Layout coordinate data

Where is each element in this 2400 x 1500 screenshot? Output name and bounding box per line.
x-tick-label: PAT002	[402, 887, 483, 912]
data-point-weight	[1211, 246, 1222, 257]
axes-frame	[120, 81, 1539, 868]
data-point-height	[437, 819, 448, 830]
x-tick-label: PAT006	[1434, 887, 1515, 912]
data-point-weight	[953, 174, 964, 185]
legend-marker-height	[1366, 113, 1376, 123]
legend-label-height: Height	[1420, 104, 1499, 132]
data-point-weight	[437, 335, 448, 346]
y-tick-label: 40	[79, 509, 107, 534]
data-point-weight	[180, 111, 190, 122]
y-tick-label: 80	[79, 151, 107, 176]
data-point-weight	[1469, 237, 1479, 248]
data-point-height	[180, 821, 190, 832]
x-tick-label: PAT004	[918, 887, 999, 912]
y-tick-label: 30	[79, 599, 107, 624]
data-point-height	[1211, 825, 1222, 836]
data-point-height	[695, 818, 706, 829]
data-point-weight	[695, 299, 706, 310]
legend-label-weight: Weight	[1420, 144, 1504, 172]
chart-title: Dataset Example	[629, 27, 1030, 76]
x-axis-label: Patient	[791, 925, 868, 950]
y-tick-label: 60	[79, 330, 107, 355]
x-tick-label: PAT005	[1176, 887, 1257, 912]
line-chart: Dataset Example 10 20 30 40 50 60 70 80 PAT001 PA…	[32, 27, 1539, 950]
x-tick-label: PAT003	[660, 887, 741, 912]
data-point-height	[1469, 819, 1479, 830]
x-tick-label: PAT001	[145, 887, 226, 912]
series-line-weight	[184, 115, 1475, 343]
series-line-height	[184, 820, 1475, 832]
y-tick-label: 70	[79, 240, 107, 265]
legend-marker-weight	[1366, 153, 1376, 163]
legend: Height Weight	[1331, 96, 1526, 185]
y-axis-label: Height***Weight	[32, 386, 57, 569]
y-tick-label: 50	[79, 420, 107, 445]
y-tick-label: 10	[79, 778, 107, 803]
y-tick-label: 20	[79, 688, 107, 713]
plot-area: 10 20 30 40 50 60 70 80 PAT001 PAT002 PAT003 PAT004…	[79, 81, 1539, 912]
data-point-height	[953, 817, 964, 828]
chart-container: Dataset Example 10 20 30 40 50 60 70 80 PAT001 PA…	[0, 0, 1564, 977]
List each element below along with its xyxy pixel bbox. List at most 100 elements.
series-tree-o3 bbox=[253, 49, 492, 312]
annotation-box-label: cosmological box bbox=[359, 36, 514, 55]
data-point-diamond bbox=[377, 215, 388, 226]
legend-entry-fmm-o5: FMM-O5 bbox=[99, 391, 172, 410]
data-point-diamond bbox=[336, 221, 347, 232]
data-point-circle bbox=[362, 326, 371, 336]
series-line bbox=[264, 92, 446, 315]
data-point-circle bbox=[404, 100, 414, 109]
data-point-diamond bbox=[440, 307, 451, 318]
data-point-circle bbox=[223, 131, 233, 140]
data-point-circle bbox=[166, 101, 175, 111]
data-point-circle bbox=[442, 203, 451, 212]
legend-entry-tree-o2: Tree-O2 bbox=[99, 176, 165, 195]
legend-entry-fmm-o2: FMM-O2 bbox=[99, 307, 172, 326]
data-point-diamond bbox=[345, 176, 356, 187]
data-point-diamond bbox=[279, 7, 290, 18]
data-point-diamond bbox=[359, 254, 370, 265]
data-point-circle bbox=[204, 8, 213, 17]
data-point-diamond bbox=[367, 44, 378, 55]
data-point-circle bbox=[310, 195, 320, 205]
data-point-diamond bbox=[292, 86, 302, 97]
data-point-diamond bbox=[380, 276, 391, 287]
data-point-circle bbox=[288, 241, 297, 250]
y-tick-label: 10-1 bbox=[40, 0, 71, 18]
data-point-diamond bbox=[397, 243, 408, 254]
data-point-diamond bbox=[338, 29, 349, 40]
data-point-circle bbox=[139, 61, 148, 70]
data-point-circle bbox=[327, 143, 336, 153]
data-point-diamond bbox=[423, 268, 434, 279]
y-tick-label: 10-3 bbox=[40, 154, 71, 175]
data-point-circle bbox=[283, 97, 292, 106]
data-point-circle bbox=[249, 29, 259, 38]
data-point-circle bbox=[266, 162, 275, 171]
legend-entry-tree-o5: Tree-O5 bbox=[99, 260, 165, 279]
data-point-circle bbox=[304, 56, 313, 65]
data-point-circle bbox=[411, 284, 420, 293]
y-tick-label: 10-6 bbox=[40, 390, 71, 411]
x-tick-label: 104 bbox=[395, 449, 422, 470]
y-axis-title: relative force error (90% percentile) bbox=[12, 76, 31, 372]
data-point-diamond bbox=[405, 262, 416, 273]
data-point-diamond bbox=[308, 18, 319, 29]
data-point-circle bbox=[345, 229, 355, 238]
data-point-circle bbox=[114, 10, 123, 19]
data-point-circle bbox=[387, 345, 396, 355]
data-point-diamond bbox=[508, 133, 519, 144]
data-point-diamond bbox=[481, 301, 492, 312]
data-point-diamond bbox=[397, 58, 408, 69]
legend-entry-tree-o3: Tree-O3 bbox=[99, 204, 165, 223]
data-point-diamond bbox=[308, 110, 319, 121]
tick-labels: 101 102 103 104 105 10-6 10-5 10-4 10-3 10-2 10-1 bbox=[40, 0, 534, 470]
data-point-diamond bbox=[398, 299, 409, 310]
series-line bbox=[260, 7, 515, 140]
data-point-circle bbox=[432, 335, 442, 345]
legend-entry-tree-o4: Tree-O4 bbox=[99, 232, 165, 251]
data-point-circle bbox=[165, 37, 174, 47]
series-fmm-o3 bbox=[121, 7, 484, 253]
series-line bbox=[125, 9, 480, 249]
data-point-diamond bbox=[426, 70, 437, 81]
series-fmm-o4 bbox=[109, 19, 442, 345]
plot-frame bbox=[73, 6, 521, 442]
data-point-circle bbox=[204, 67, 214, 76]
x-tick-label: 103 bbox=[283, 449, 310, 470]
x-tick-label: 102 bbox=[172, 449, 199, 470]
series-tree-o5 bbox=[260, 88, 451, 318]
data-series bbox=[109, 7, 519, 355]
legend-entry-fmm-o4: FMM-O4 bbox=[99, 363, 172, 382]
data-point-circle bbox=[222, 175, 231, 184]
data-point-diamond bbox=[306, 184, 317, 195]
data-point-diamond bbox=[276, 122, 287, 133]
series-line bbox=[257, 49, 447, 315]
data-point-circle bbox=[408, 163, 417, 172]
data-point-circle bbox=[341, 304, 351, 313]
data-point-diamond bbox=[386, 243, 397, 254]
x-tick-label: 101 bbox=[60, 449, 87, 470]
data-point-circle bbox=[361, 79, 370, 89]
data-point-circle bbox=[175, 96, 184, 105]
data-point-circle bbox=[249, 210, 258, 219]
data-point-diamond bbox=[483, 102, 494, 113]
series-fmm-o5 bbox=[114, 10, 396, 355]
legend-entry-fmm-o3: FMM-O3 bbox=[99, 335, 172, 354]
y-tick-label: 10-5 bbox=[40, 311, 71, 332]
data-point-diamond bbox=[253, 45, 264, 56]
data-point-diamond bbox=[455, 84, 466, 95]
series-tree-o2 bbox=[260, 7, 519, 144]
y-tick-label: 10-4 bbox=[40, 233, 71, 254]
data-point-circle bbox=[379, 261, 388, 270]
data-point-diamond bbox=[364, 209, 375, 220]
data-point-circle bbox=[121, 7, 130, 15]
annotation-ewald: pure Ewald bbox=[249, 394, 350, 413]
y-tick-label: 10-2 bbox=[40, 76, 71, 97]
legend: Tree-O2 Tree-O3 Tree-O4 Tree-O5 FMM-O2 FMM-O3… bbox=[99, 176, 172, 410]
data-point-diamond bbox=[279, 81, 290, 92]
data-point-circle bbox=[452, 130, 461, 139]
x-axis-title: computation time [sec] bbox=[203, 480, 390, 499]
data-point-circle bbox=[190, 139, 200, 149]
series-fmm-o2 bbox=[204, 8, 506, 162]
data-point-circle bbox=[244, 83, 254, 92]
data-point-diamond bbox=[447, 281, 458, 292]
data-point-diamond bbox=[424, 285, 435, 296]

Task description: How many lines in the records above contain the string "title"? Reply with the number only.

Written solution: 3